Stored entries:
-.-.-
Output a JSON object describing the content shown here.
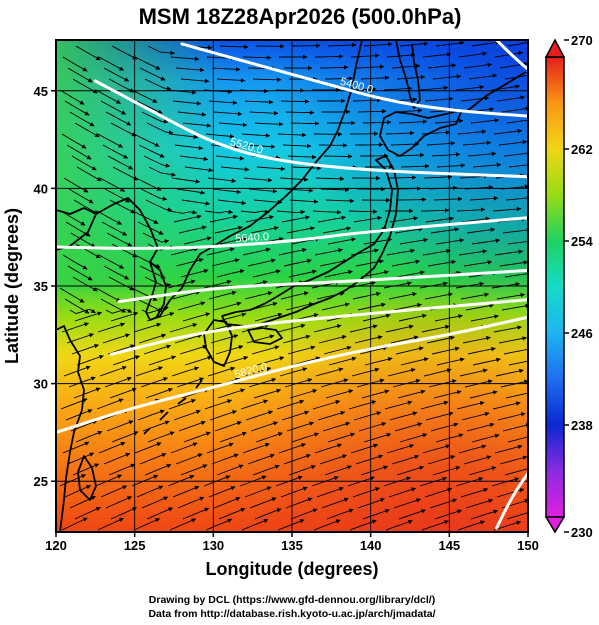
{
  "chart_data": {
    "type": "heatmap",
    "title": "MSM 18Z28Apr2026 (500.0hPa)",
    "xlabel": "Longitude (degrees)",
    "ylabel": "Latitude  (degrees)",
    "xlim": [
      120,
      150
    ],
    "ylim": [
      22.4,
      47.6
    ],
    "x_ticks": [
      120,
      125,
      130,
      135,
      140,
      145,
      150
    ],
    "y_ticks": [
      25,
      30,
      35,
      40,
      45
    ],
    "grid": true,
    "colorbar": {
      "min": 230,
      "max": 270,
      "ticks": [
        230,
        238,
        246,
        254,
        262,
        270
      ],
      "placement": "right",
      "colors": [
        "#e020e0",
        "#8a2be2",
        "#0a28d2",
        "#1e6ef0",
        "#1eb4f0",
        "#14dcc8",
        "#1ed264",
        "#96dc14",
        "#f0d714",
        "#fa9614",
        "#f55514",
        "#e61e1e"
      ]
    },
    "contours": [
      {
        "label": "5400.0",
        "lat": [
          47.4,
          46.5,
          45.4,
          44.5,
          44.0,
          43.7
        ],
        "lon": [
          128.0,
          132.0,
          137.0,
          141.0,
          145.0,
          150.0
        ]
      },
      {
        "label": "5520.0",
        "lat": [
          45.5,
          44.0,
          42.3,
          41.4,
          40.9,
          40.6
        ],
        "lon": [
          122.5,
          126.0,
          130.0,
          134.0,
          140.0,
          150.0
        ]
      },
      {
        "label": "5640.0",
        "lat": [
          37.0,
          36.9,
          37.0,
          37.3,
          37.8,
          38.5
        ],
        "lon": [
          120.0,
          125.0,
          130.0,
          135.0,
          140.0,
          150.0
        ]
      },
      {
        "label": "",
        "lat": [
          34.2,
          34.9,
          35.1,
          35.3,
          35.8
        ],
        "lon": [
          124.0,
          130.0,
          135.0,
          140.0,
          150.0
        ]
      },
      {
        "label": "",
        "lat": [
          31.5,
          32.8,
          33.6,
          34.3
        ],
        "lon": [
          123.5,
          130.0,
          140.0,
          150.0
        ]
      },
      {
        "label": "5820.0",
        "lat": [
          27.5,
          28.8,
          29.8,
          30.9,
          31.8,
          32.5,
          33.4
        ],
        "lon": [
          120.0,
          125.0,
          130.0,
          135.0,
          140.0,
          145.0,
          150.0
        ]
      },
      {
        "label": "",
        "lat": [
          22.6,
          23.6,
          24.6,
          25.4
        ],
        "lon": [
          148.0,
          148.6,
          149.3,
          150.0
        ]
      },
      {
        "label": "",
        "lat": [
          47.6,
          46.8,
          46.1
        ],
        "lon": [
          148.0,
          149.0,
          150.0
        ]
      }
    ]
  },
  "credits": {
    "line1": "Drawing by DCL (https://www.gfd-dennou.org/library/dcl/)",
    "line2": "Data from http://database.rish.kyoto-u.ac.jp/arch/jmadata/"
  }
}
-.-.-
AIM OF THE EXERCISE
Omit the pictures and give the material again, exactly and in full.

RESULT BELOW
Output a JSON object describing the content shown here.
{
  "chart_data": {
    "type": "heatmap",
    "title": "MSM 18Z28Apr2026 (500.0hPa)",
    "xlabel": "Longitude (degrees)",
    "ylabel": "Latitude  (degrees)",
    "xlim": [
      120,
      150
    ],
    "ylim": [
      22.4,
      47.6
    ],
    "x_ticks": [
      120,
      125,
      130,
      135,
      140,
      145,
      150
    ],
    "y_ticks": [
      25,
      30,
      35,
      40,
      45
    ],
    "grid": true,
    "colorbar": {
      "min": 230,
      "max": 270,
      "ticks": [
        230,
        238,
        246,
        254,
        262,
        270
      ],
      "placement": "right",
      "colors": [
        "#e020e0",
        "#8a2be2",
        "#0a28d2",
        "#1e6ef0",
        "#1eb4f0",
        "#14dcc8",
        "#1ed264",
        "#96dc14",
        "#f0d714",
        "#fa9614",
        "#f55514",
        "#e61e1e"
      ]
    },
    "contours": [
      {
        "label": "5400.0",
        "lat": [
          47.4,
          46.5,
          45.4,
          44.5,
          44.0,
          43.7
        ],
        "lon": [
          128.0,
          132.0,
          137.0,
          141.0,
          145.0,
          150.0
        ]
      },
      {
        "label": "5520.0",
        "lat": [
          45.5,
          44.0,
          42.3,
          41.4,
          40.9,
          40.6
        ],
        "lon": [
          122.5,
          126.0,
          130.0,
          134.0,
          140.0,
          150.0
        ]
      },
      {
        "label": "5640.0",
        "lat": [
          37.0,
          36.9,
          37.0,
          37.3,
          37.8,
          38.5
        ],
        "lon": [
          120.0,
          125.0,
          130.0,
          135.0,
          140.0,
          150.0
        ]
      },
      {
        "label": "",
        "lat": [
          34.2,
          34.9,
          35.1,
          35.3,
          35.8
        ],
        "lon": [
          124.0,
          130.0,
          135.0,
          140.0,
          150.0
        ]
      },
      {
        "label": "",
        "lat": [
          31.5,
          32.8,
          33.6,
          34.3
        ],
        "lon": [
          123.5,
          130.0,
          140.0,
          150.0
        ]
      },
      {
        "label": "5820.0",
        "lat": [
          27.5,
          28.8,
          29.8,
          30.9,
          31.8,
          32.5,
          33.4
        ],
        "lon": [
          120.0,
          125.0,
          130.0,
          135.0,
          140.0,
          145.0,
          150.0
        ]
      },
      {
        "label": "",
        "lat": [
          22.6,
          23.6,
          24.6,
          25.4
        ],
        "lon": [
          148.0,
          148.6,
          149.3,
          150.0
        ]
      },
      {
        "label": "",
        "lat": [
          47.6,
          46.8,
          46.1
        ],
        "lon": [
          148.0,
          149.0,
          150.0
        ]
      }
    ]
  },
  "credits": {
    "line1": "Drawing by DCL (https://www.gfd-dennou.org/library/dcl/)",
    "line2": "Data from http://database.rish.kyoto-u.ac.jp/arch/jmadata/"
  }
}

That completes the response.